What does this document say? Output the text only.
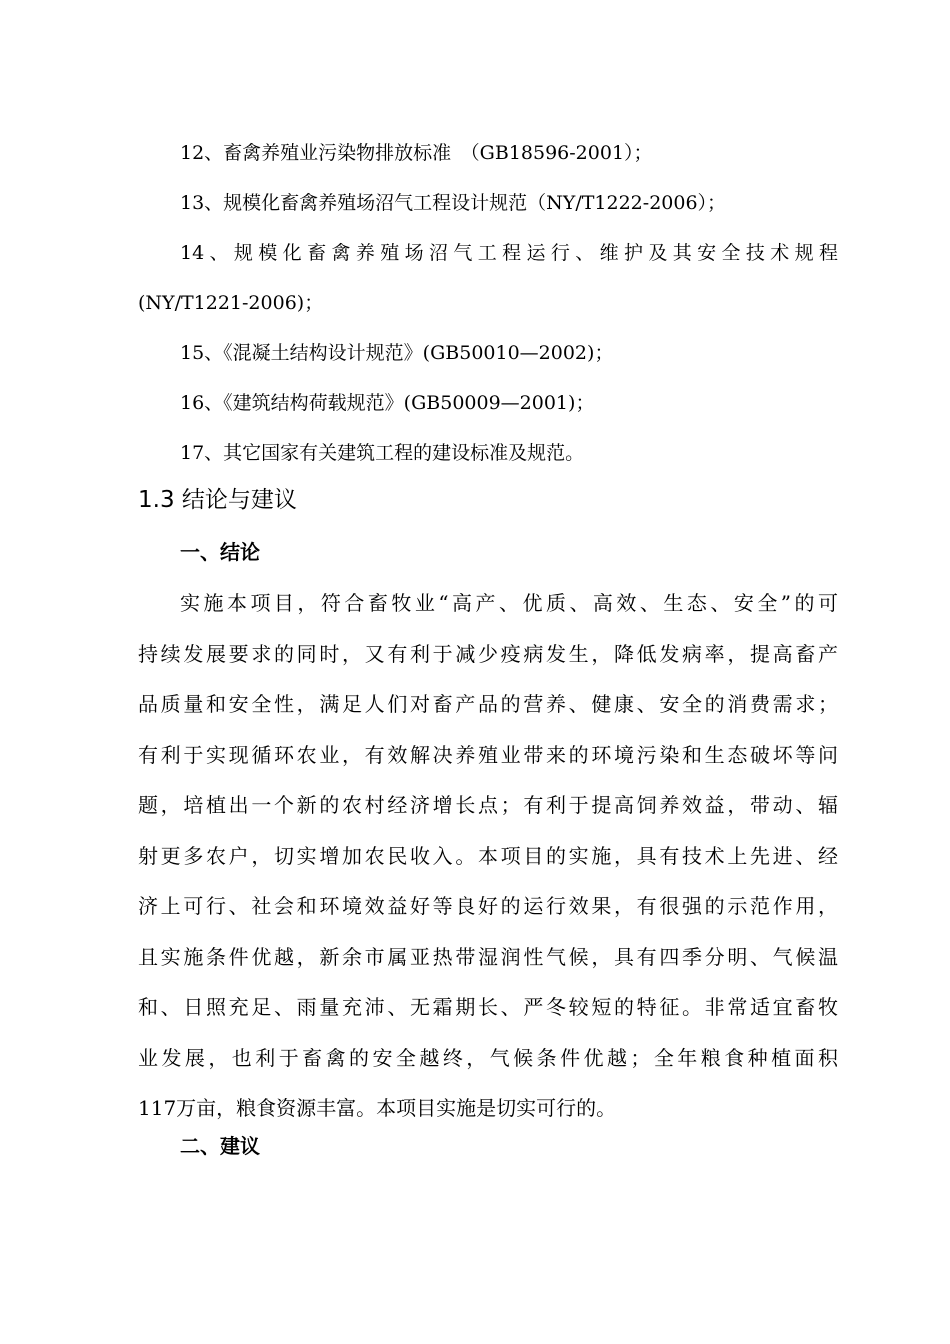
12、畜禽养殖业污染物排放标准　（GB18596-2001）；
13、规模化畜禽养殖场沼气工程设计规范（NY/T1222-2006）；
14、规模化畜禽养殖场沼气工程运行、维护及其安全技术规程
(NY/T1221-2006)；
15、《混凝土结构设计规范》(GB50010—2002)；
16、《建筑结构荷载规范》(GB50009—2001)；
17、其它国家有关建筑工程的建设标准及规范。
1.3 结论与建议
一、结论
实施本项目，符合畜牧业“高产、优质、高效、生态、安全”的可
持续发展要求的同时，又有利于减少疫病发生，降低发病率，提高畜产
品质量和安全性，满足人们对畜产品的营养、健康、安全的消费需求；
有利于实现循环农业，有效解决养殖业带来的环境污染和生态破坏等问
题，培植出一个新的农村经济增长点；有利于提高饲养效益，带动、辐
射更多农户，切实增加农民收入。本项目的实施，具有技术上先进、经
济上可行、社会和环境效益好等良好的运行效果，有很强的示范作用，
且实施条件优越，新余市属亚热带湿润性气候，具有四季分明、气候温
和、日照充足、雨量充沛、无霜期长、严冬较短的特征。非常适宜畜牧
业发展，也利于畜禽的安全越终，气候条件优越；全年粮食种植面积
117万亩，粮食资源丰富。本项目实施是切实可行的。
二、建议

----------------

Instructions to follow: Repeat every record precisely. Any picture among them stays out of the copy.

Answer to this problem:
What does this document say? Output the text only.
12、畜禽养殖业污染物排放标准　（GB18596-2001）；
13、规模化畜禽养殖场沼气工程设计规范（NY/T1222-2006）；
14、规模化畜禽养殖场沼气工程运行、维护及其安全技术规程
(NY/T1221-2006)；
15、《混凝土结构设计规范》(GB50010—2002)；
16、《建筑结构荷载规范》(GB50009—2001)；
17、其它国家有关建筑工程的建设标准及规范。
1.3 结论与建议
一、结论
实施本项目，符合畜牧业“高产、优质、高效、生态、安全”的可
持续发展要求的同时，又有利于减少疫病发生，降低发病率，提高畜产
品质量和安全性，满足人们对畜产品的营养、健康、安全的消费需求；
有利于实现循环农业，有效解决养殖业带来的环境污染和生态破坏等问
题，培植出一个新的农村经济增长点；有利于提高饲养效益，带动、辐
射更多农户，切实增加农民收入。本项目的实施，具有技术上先进、经
济上可行、社会和环境效益好等良好的运行效果，有很强的示范作用，
且实施条件优越，新余市属亚热带湿润性气候，具有四季分明、气候温
和、日照充足、雨量充沛、无霜期长、严冬较短的特征。非常适宜畜牧
业发展，也利于畜禽的安全越终，气候条件优越；全年粮食种植面积
117万亩，粮食资源丰富。本项目实施是切实可行的。
二、建议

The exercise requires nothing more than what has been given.